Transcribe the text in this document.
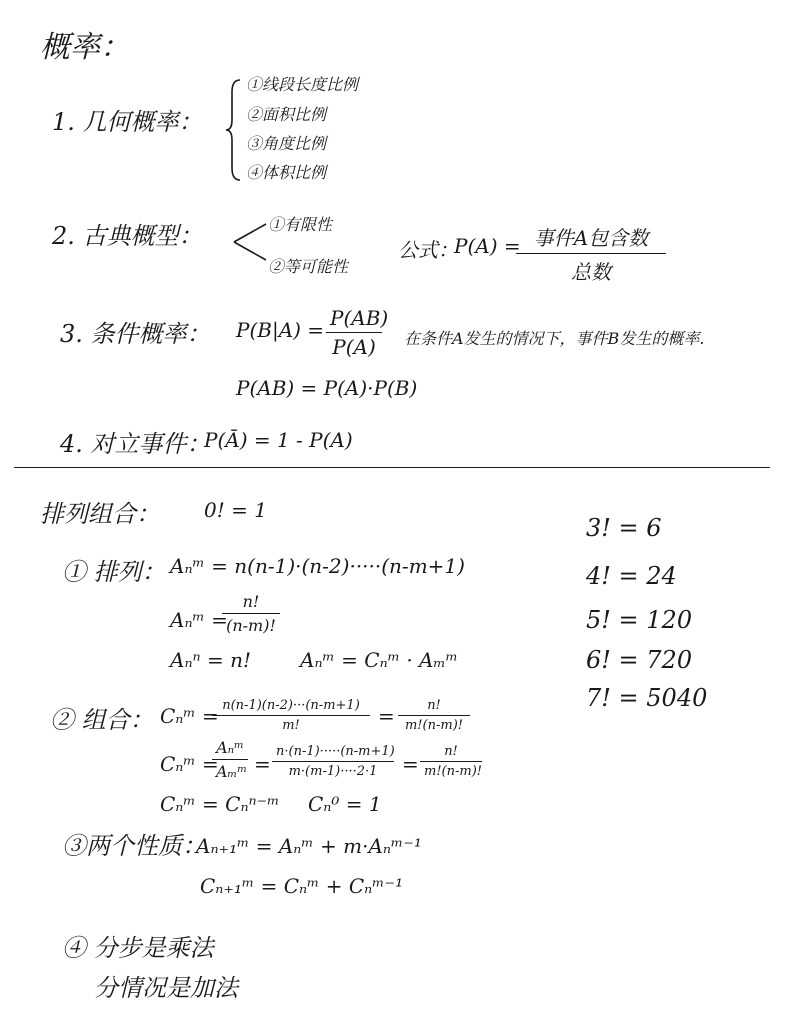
概率：
1. 几何概率：
①线段长度比例
②面积比例
③角度比例
④体积比例
2. 古典概型：	①有限性
②等可能性
公式：
P(A) = 事件A包含数
总数
3. 条件概率： P(B|A) = P(AB)
P(A)	在条件A发生的情况下，事件B发生的概率.
P(AB) = P(A)·P(B)
4. 对立事件：
P(Ā) = 1 - P(A)
排列组合： 0! = 1
3! = 6
4! = 24
5! = 120
6! = 720
7! = 5040
① 排列： Aₙᵐ = n(n-1)·(n-2)·····(n-m+1)
Aₙᵐ =
n!
(n-m)!
Aₙⁿ = n! Aₙᵐ = Cₙᵐ · Aₘᵐ
② 组合： Cₙᵐ = n(n-1)(n-2)···(n-m+1)
m!	=	n!
m!(n-m)!
Cₙᵐ =
Aₙᵐ
Aₘᵐ =
n·(n-1)·····(n-m+1)
m·(m-1)····2·1	=
n!
m!(n-m)!
Cₙᵐ = Cₙⁿ⁻ᵐ Cₙ⁰ = 1
③两个性质：
Aₙ₊₁ᵐ = Aₙᵐ + m·Aₙᵐ⁻¹
Cₙ₊₁ᵐ = Cₙᵐ + Cₙᵐ⁻¹
④ 分步是乘法
分情况是加法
━━━━━━━━━━
:: TASK OBJECTIVE ::
From the data above, write out everything exactly except the pictures.

:: RIGHT ANSWER ::
Transcribe the text in this document.
概率：
1. 几何概率：
①线段长度比例
②面积比例
③角度比例
④体积比例
2. 古典概型：	①有限性
②等可能性
公式：
P(A) = 事件A包含数
总数
3. 条件概率： P(B|A) = P(AB)
P(A)	在条件A发生的情况下，事件B发生的概率.
P(AB) = P(A)·P(B)
4. 对立事件：
P(Ā) = 1 - P(A)
排列组合： 0! = 1
3! = 6
4! = 24
5! = 120
6! = 720
7! = 5040
① 排列： Aₙᵐ = n(n-1)·(n-2)·····(n-m+1)
Aₙᵐ =
n!
(n-m)!
Aₙⁿ = n! Aₙᵐ = Cₙᵐ · Aₘᵐ
② 组合： Cₙᵐ = n(n-1)(n-2)···(n-m+1)
m!	=	n!
m!(n-m)!
Cₙᵐ =
Aₙᵐ
Aₘᵐ =
n·(n-1)·····(n-m+1)
m·(m-1)····2·1	=
n!
m!(n-m)!
Cₙᵐ = Cₙⁿ⁻ᵐ Cₙ⁰ = 1
③两个性质：
Aₙ₊₁ᵐ = Aₙᵐ + m·Aₙᵐ⁻¹
Cₙ₊₁ᵐ = Cₙᵐ + Cₙᵐ⁻¹
④ 分步是乘法
分情况是加法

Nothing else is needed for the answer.